— Start DATA SUPPLIED —

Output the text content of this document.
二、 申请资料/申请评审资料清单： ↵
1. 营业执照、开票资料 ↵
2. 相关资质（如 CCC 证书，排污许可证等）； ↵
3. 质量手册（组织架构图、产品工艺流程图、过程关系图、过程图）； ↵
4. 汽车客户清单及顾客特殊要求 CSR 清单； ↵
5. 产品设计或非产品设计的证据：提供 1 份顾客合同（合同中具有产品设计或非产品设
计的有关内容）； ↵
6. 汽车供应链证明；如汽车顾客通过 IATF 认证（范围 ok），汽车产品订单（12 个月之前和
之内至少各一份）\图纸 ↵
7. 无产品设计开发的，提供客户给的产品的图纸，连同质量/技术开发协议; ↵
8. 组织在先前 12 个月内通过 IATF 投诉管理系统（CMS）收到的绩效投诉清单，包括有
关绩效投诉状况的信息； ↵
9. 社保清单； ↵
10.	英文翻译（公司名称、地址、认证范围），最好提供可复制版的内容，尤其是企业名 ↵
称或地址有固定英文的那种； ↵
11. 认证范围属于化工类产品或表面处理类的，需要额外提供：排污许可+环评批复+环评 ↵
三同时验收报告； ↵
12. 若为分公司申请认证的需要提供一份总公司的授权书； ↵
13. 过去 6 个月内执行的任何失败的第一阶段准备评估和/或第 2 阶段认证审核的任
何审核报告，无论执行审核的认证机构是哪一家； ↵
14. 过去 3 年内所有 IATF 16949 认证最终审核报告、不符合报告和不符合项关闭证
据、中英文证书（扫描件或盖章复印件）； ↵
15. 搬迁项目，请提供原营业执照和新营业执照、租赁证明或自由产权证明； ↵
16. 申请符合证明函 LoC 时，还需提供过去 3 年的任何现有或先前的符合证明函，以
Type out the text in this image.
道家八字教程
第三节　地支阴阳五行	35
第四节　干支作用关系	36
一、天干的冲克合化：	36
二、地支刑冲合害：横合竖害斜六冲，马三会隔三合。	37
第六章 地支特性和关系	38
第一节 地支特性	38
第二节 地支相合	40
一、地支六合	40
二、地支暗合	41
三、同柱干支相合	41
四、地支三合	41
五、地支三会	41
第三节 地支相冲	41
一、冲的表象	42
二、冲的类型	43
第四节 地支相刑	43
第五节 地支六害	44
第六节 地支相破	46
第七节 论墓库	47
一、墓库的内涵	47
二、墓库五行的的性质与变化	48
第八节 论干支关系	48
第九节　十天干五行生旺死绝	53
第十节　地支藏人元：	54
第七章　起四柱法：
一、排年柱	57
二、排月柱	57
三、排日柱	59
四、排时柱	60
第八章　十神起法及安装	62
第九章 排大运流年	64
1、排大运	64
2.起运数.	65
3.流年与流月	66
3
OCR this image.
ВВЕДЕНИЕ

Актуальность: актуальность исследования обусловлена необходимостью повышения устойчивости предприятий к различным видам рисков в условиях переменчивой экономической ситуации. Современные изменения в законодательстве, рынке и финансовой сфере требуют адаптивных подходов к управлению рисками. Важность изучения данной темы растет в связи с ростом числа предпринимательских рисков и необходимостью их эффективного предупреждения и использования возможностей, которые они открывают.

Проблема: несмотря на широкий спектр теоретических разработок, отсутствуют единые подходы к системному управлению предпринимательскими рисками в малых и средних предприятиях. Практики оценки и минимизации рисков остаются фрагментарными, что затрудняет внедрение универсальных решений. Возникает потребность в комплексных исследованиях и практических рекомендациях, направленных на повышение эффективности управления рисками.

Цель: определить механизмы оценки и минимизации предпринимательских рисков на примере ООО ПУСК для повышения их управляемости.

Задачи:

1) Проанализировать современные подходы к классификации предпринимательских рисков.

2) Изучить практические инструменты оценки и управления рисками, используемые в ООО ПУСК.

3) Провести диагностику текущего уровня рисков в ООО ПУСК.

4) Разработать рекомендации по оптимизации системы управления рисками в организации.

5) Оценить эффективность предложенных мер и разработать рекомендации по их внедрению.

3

— End DATA SUPPLIED —

● WRITTEN PROBLEM: Using the records above, copy each line that contains "text".

● WRITTEN ANSWER:
Output the text content of this document.
Type out the text in this image.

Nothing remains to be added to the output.